— START OF Input records —
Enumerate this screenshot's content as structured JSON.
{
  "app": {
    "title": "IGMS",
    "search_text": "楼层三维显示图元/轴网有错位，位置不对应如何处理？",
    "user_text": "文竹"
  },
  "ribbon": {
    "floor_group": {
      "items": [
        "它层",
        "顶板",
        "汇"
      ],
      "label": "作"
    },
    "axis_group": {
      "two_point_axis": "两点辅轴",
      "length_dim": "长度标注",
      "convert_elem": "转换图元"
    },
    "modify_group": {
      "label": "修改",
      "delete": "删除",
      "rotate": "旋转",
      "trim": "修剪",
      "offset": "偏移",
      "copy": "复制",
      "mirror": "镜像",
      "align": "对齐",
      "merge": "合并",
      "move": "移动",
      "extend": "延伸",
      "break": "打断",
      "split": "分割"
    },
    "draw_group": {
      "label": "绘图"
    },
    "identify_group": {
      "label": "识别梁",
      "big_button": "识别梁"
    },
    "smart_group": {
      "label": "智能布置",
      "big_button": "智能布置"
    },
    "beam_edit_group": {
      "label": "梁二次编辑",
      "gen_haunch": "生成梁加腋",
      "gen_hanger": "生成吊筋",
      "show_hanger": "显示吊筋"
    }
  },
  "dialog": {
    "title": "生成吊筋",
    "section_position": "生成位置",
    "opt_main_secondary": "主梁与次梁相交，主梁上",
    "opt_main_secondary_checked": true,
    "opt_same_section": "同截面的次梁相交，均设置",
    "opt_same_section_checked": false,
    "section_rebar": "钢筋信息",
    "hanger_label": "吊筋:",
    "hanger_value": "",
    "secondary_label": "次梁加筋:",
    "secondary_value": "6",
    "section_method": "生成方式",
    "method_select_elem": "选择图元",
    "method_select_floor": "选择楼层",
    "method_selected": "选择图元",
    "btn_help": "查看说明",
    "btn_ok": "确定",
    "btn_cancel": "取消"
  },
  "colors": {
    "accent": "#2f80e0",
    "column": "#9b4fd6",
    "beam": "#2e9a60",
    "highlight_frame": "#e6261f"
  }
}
— END OF Input records —
→ Task
Output all preceding records character for character.

→ Answer
Enumerate this screenshot's content as structured JSON.
{
  "app": {
    "title": "IGMS",
    "search_text": "楼层三维显示图元/轴网有错位，位置不对应如何处理？",
    "user_text": "文竹"
  },
  "ribbon": {
    "floor_group": {
      "items": [
        "它层",
        "顶板",
        "汇"
      ],
      "label": "作"
    },
    "axis_group": {
      "two_point_axis": "两点辅轴",
      "length_dim": "长度标注",
      "convert_elem": "转换图元"
    },
    "modify_group": {
      "label": "修改",
      "delete": "删除",
      "rotate": "旋转",
      "trim": "修剪",
      "offset": "偏移",
      "copy": "复制",
      "mirror": "镜像",
      "align": "对齐",
      "merge": "合并",
      "move": "移动",
      "extend": "延伸",
      "break": "打断",
      "split": "分割"
    },
    "draw_group": {
      "label": "绘图"
    },
    "identify_group": {
      "label": "识别梁",
      "big_button": "识别梁"
    },
    "smart_group": {
      "label": "智能布置",
      "big_button": "智能布置"
    },
    "beam_edit_group": {
      "label": "梁二次编辑",
      "gen_haunch": "生成梁加腋",
      "gen_hanger": "生成吊筋",
      "show_hanger": "显示吊筋"
    }
  },
  "dialog": {
    "title": "生成吊筋",
    "section_position": "生成位置",
    "opt_main_secondary": "主梁与次梁相交，主梁上",
    "opt_main_secondary_checked": true,
    "opt_same_section": "同截面的次梁相交，均设置",
    "opt_same_section_checked": false,
    "section_rebar": "钢筋信息",
    "hanger_label": "吊筋:",
    "hanger_value": "",
    "secondary_label": "次梁加筋:",
    "secondary_value": "6",
    "section_method": "生成方式",
    "method_select_elem": "选择图元",
    "method_select_floor": "选择楼层",
    "method_selected": "选择图元",
    "btn_help": "查看说明",
    "btn_ok": "确定",
    "btn_cancel": "取消"
  },
  "colors": {
    "accent": "#2f80e0",
    "column": "#9b4fd6",
    "beam": "#2e9a60",
    "highlight_frame": "#e6261f"
  }
}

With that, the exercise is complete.